## start Records for this exercise

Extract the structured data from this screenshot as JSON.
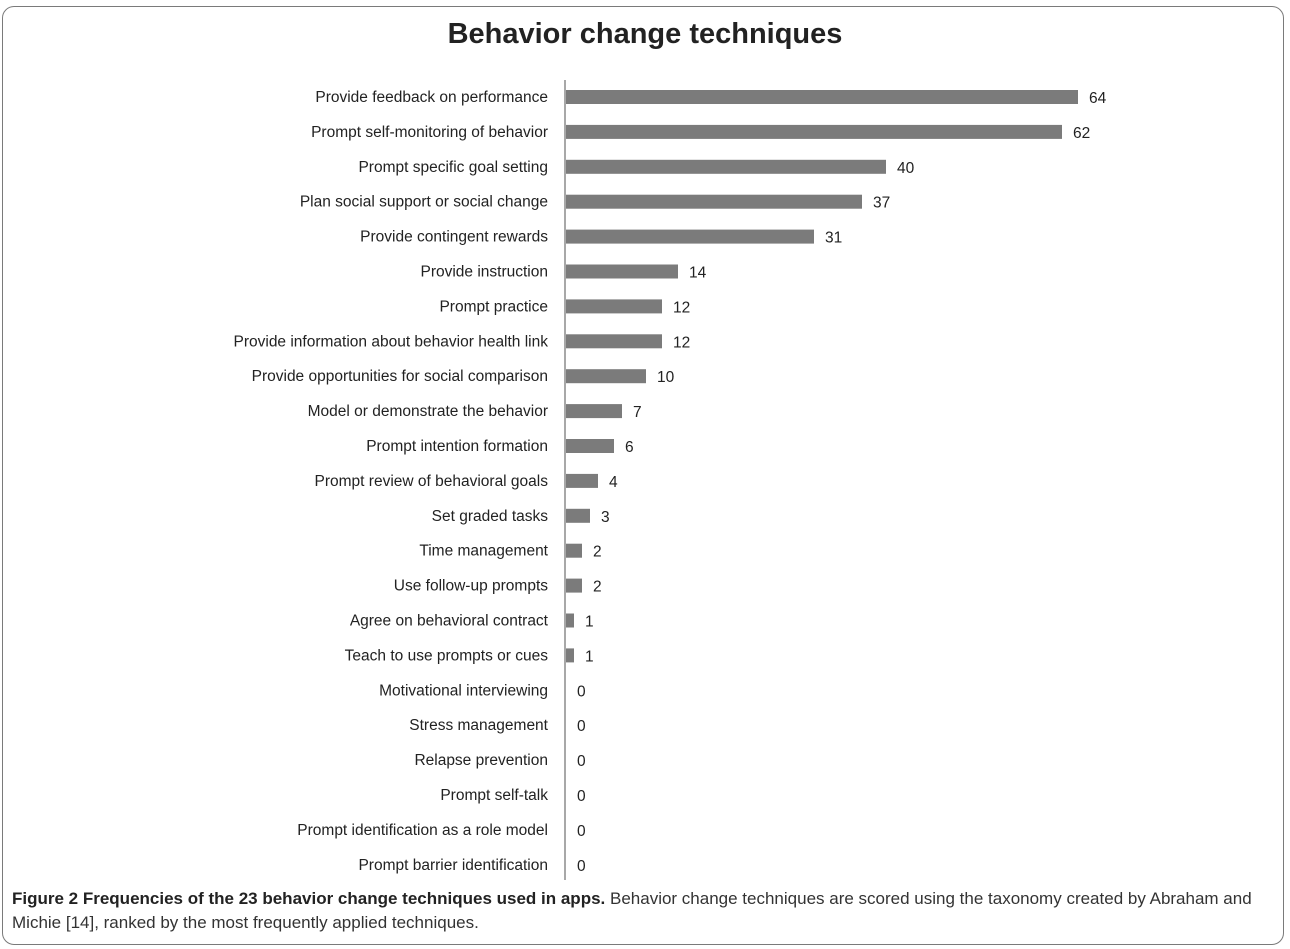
{
  "chart_data": {
    "type": "bar",
    "orientation": "horizontal",
    "title": "Behavior change techniques",
    "xlabel": "",
    "ylabel": "",
    "xlim": [
      0,
      64
    ],
    "grid": false,
    "bar_color": "#7b7b7b",
    "categories": [
      "Provide feedback on performance",
      "Prompt self-monitoring of behavior",
      "Prompt specific goal setting",
      "Plan social support or social change",
      "Provide contingent rewards",
      "Provide instruction",
      "Prompt practice",
      "Provide information about behavior health link",
      "Provide opportunities for social comparison",
      "Model or demonstrate the behavior",
      "Prompt intention formation",
      "Prompt review of behavioral goals",
      "Set graded tasks",
      "Time management",
      "Use follow-up prompts",
      "Agree on behavioral contract",
      "Teach to use prompts or cues",
      "Motivational interviewing",
      "Stress management",
      "Relapse prevention",
      "Prompt self-talk",
      "Prompt identification as a role model",
      "Prompt barrier identification"
    ],
    "values": [
      64,
      62,
      40,
      37,
      31,
      14,
      12,
      12,
      10,
      7,
      6,
      4,
      3,
      2,
      2,
      1,
      1,
      0,
      0,
      0,
      0,
      0,
      0
    ]
  },
  "caption": {
    "label": "Figure 2 Frequencies of the 23 behavior change techniques used in apps.",
    "text": " Behavior change techniques are scored using the taxonomy created by Abraham and Michie [14], ranked by the most frequently applied techniques."
  }
}
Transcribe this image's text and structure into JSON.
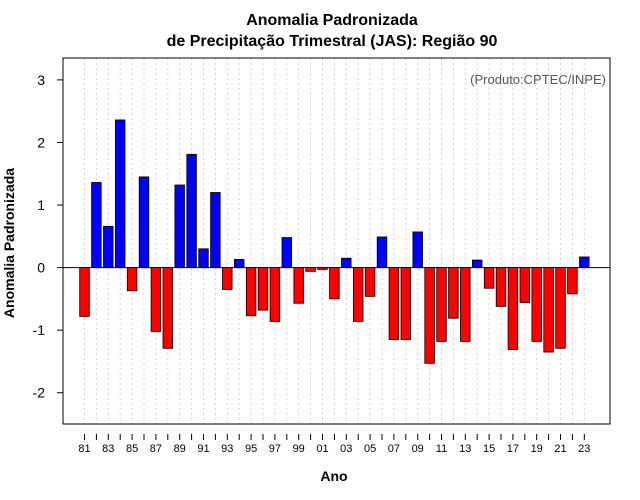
{
  "chart_data": {
    "type": "bar",
    "title": "Anomalia Padronizada",
    "subtitle": "de Precipitação Trimestral (JAS): Região 90",
    "xlabel": "Ano",
    "ylabel": "Anomalia Padronizada",
    "annotation": "(Produto:CPTEC/INPE)",
    "ylim": [
      -2.5,
      3.35
    ],
    "yticks": [
      -2,
      -1,
      0,
      1,
      2,
      3
    ],
    "categories": [
      "81",
      "82",
      "83",
      "84",
      "85",
      "86",
      "87",
      "88",
      "89",
      "90",
      "91",
      "92",
      "93",
      "94",
      "95",
      "96",
      "97",
      "98",
      "99",
      "00",
      "01",
      "02",
      "03",
      "04",
      "05",
      "06",
      "07",
      "08",
      "09",
      "10",
      "11",
      "12",
      "13",
      "14",
      "15",
      "16",
      "17",
      "18",
      "19",
      "20",
      "21",
      "22",
      "23"
    ],
    "xtick_labels": [
      "81",
      "83",
      "85",
      "87",
      "89",
      "91",
      "93",
      "95",
      "97",
      "99",
      "01",
      "03",
      "05",
      "07",
      "09",
      "11",
      "13",
      "15",
      "17",
      "19",
      "21",
      "23"
    ],
    "values": [
      -0.78,
      1.36,
      0.66,
      2.36,
      -0.37,
      1.45,
      -1.02,
      -1.29,
      1.32,
      1.81,
      0.3,
      1.2,
      -0.35,
      0.13,
      -0.77,
      -0.68,
      -0.86,
      0.48,
      -0.57,
      -0.06,
      -0.03,
      -0.5,
      0.15,
      -0.86,
      -0.46,
      0.49,
      -1.15,
      -1.15,
      0.57,
      -1.53,
      -1.18,
      -0.81,
      -1.18,
      0.12,
      -0.33,
      -0.62,
      -1.31,
      -0.56,
      -1.18,
      -1.35,
      -1.29,
      -0.42,
      0.17
    ],
    "positive_color": "#0000ff",
    "negative_color": "#ff0000",
    "grid": true
  }
}
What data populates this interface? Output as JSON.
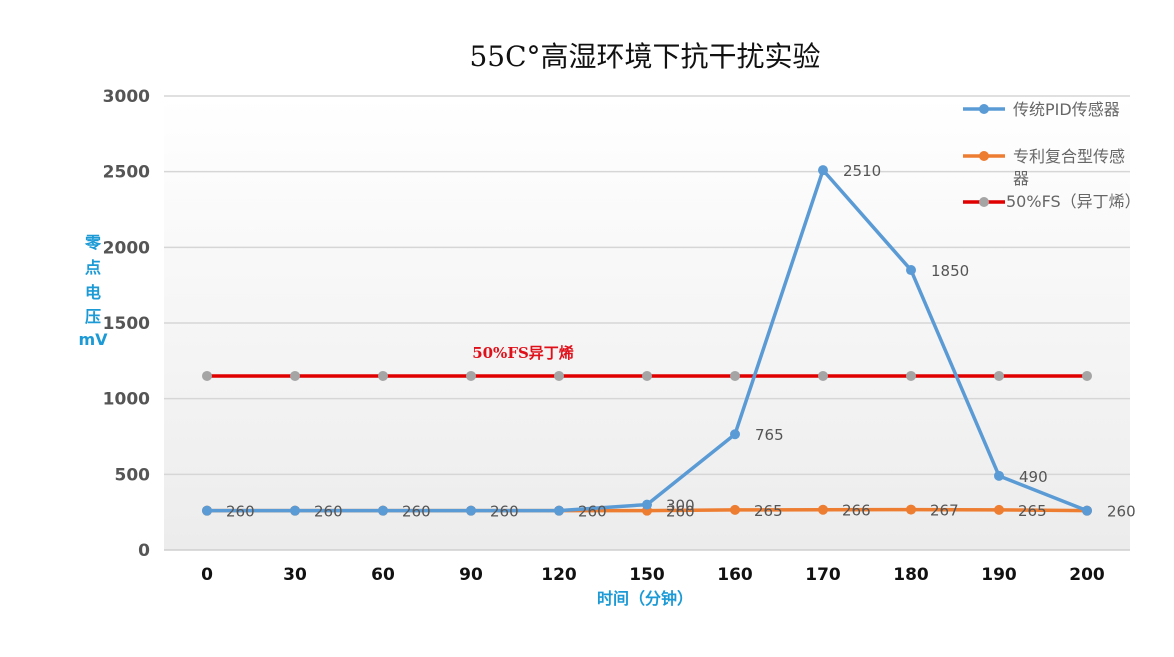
{
  "chart_data": {
    "type": "line",
    "title": "55C°高湿环境下抗干扰实验",
    "xlabel": "时间（分钟）",
    "ylabel_chars": [
      "零",
      "点",
      "电",
      "压",
      "mV"
    ],
    "categories": [
      "0",
      "30",
      "60",
      "90",
      "120",
      "150",
      "160",
      "170",
      "180",
      "190",
      "200"
    ],
    "ylim": [
      0,
      3000
    ],
    "yticks": [
      0,
      500,
      1000,
      1500,
      2000,
      2500,
      3000
    ],
    "grid": true,
    "legend_position": "top-right",
    "series": [
      {
        "name": "传统PID传感器",
        "color": "#5b9bd5",
        "marker_color": "#5b9bd5",
        "values": [
          260,
          260,
          260,
          260,
          260,
          300,
          765,
          2510,
          1850,
          490,
          260
        ],
        "labels": [
          "260",
          "260",
          "260",
          "260",
          "260",
          "300",
          "765",
          "2510",
          "1850",
          "490",
          "260"
        ]
      },
      {
        "name": "专利复合型传感器",
        "color": "#ed7d31",
        "marker_color": "#ed7d31",
        "values": [
          260,
          260,
          260,
          260,
          260,
          260,
          265,
          266,
          267,
          265,
          260
        ],
        "labels": [
          "",
          "",
          "",
          "",
          "",
          "260",
          "265",
          "266",
          "267",
          "265",
          ""
        ]
      },
      {
        "name": "50%FS（异丁烯）",
        "color": "#e00000",
        "marker_color": "#a5a5a5",
        "values": [
          1150,
          1150,
          1150,
          1150,
          1150,
          1150,
          1150,
          1150,
          1150,
          1150,
          1150
        ],
        "labels": [
          "",
          "",
          "",
          "",
          "",
          "",
          "",
          "",
          "",
          "",
          ""
        ]
      }
    ],
    "annotation": "50%FS异丁烯"
  }
}
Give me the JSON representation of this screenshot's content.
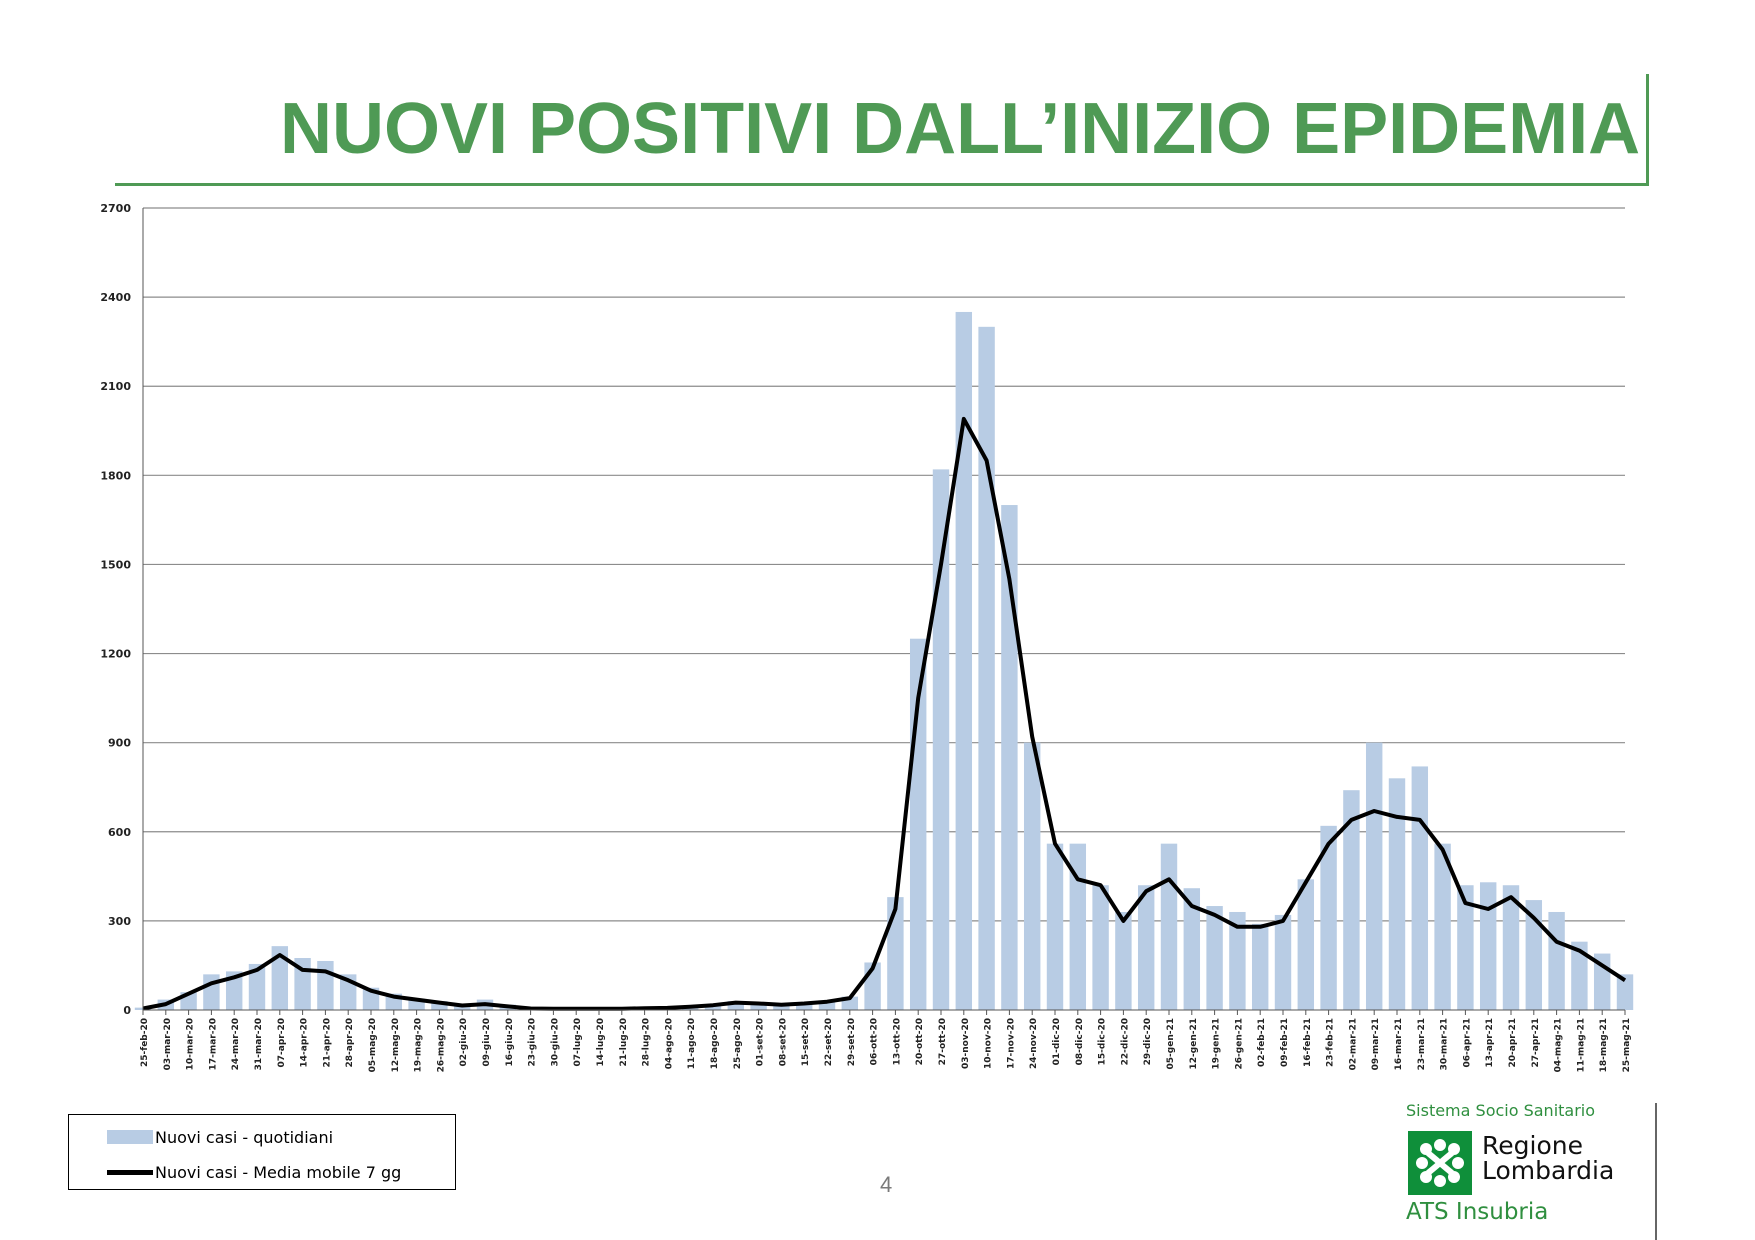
{
  "slide": {
    "title": "NUOVI POSITIVI DALL’INIZIO EPIDEMIA",
    "page_number": "4",
    "accent_color": "#4f9a55"
  },
  "legend": {
    "bar_label": "Nuovi casi - quotidiani",
    "line_label": "Nuovi casi - Media mobile 7 gg",
    "bar_color": "#b8cce4",
    "line_color": "#000000"
  },
  "logo": {
    "top_line": "Sistema Socio Sanitario",
    "name_line1": "Regione",
    "name_line2": "Lombardia",
    "ats": "ATS Insubria",
    "icon": "regione-lombardia-rosa-camuna-icon"
  },
  "chart_data": {
    "type": "bar",
    "title": "NUOVI POSITIVI DALL’INIZIO EPIDEMIA",
    "xlabel": "",
    "ylabel": "",
    "ylim": [
      0,
      2700
    ],
    "yticks": [
      0,
      300,
      600,
      900,
      1200,
      1500,
      1800,
      2100,
      2400,
      2700
    ],
    "grid": true,
    "legend_position": "bottom-left",
    "categories": [
      "25-feb-20",
      "03-mar-20",
      "10-mar-20",
      "17-mar-20",
      "24-mar-20",
      "31-mar-20",
      "07-apr-20",
      "14-apr-20",
      "21-apr-20",
      "28-apr-20",
      "05-mag-20",
      "12-mag-20",
      "19-mag-20",
      "26-mag-20",
      "02-giu-20",
      "09-giu-20",
      "16-giu-20",
      "23-giu-20",
      "30-giu-20",
      "07-lug-20",
      "14-lug-20",
      "21-lug-20",
      "28-lug-20",
      "04-ago-20",
      "11-ago-20",
      "18-ago-20",
      "25-ago-20",
      "01-set-20",
      "08-set-20",
      "15-set-20",
      "22-set-20",
      "29-set-20",
      "06-ott-20",
      "13-ott-20",
      "20-ott-20",
      "27-ott-20",
      "03-nov-20",
      "10-nov-20",
      "17-nov-20",
      "24-nov-20",
      "01-dic-20",
      "08-dic-20",
      "15-dic-20",
      "22-dic-20",
      "29-dic-20",
      "05-gen-21",
      "12-gen-21",
      "19-gen-21",
      "26-gen-21",
      "02-feb-21",
      "09-feb-21",
      "16-feb-21",
      "23-feb-21",
      "02-mar-21",
      "09-mar-21",
      "16-mar-21",
      "23-mar-21",
      "30-mar-21",
      "06-apr-21",
      "13-apr-21",
      "20-apr-21",
      "27-apr-21",
      "04-mag-21",
      "11-mag-21",
      "18-mag-21",
      "25-mag-21"
    ],
    "series": [
      {
        "name": "Nuovi casi - quotidiani",
        "kind": "bar",
        "values": [
          8,
          35,
          60,
          120,
          130,
          155,
          215,
          175,
          165,
          120,
          75,
          55,
          38,
          30,
          18,
          35,
          18,
          6,
          5,
          5,
          5,
          5,
          8,
          8,
          12,
          18,
          30,
          25,
          22,
          25,
          30,
          45,
          160,
          380,
          1250,
          1820,
          2350,
          2300,
          1700,
          900,
          560,
          560,
          420,
          330,
          420,
          560,
          410,
          350,
          330,
          290,
          320,
          440,
          620,
          740,
          900,
          780,
          820,
          560,
          420,
          430,
          420,
          370,
          330,
          230,
          190,
          120
        ]
      },
      {
        "name": "Nuovi casi - Media mobile 7 gg",
        "kind": "line",
        "values": [
          5,
          20,
          55,
          90,
          110,
          135,
          185,
          135,
          130,
          100,
          65,
          45,
          35,
          25,
          15,
          20,
          12,
          5,
          4,
          4,
          4,
          4,
          6,
          7,
          11,
          16,
          25,
          22,
          18,
          22,
          28,
          40,
          140,
          340,
          1050,
          1500,
          1990,
          1850,
          1450,
          920,
          560,
          440,
          420,
          300,
          400,
          440,
          350,
          320,
          280,
          280,
          300,
          430,
          560,
          640,
          670,
          650,
          640,
          540,
          360,
          340,
          380,
          310,
          230,
          200,
          150,
          100
        ]
      }
    ]
  }
}
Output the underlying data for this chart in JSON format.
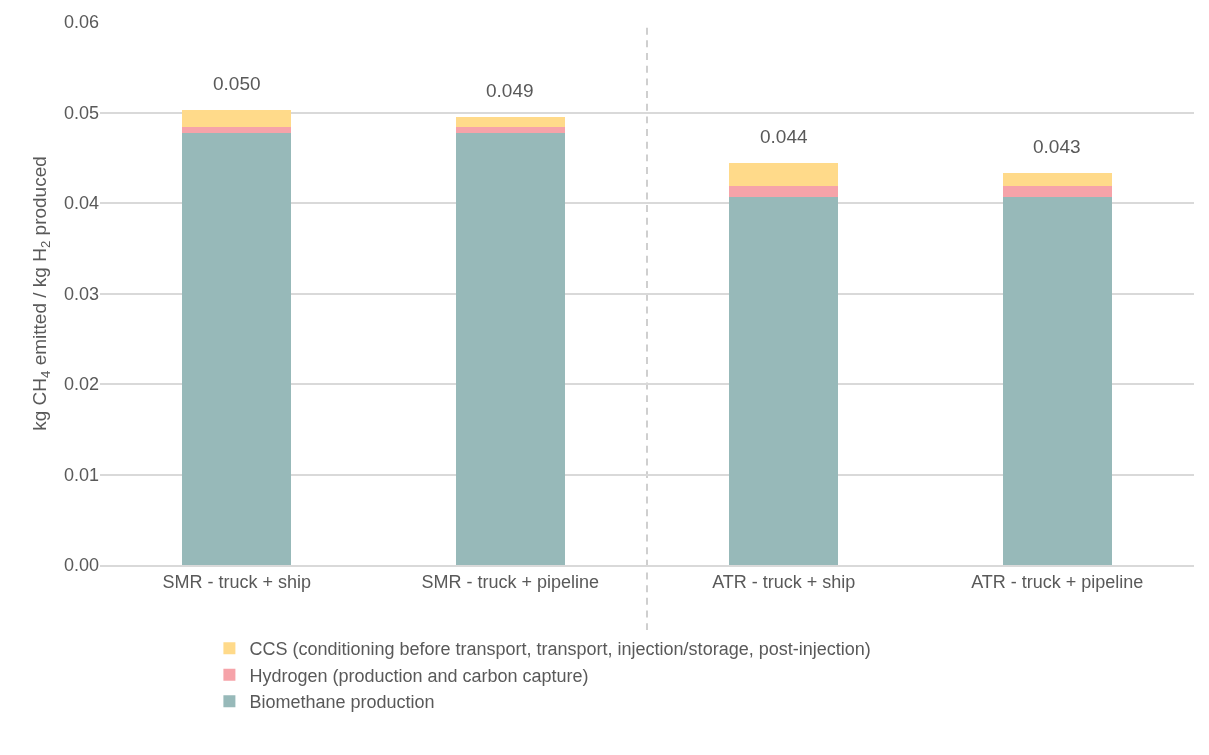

## end Records for this exercise

### [Aim of the task]
State the number of lines in these entries that include the string "self". Provide nothing beyond that number.

### [Reply]
2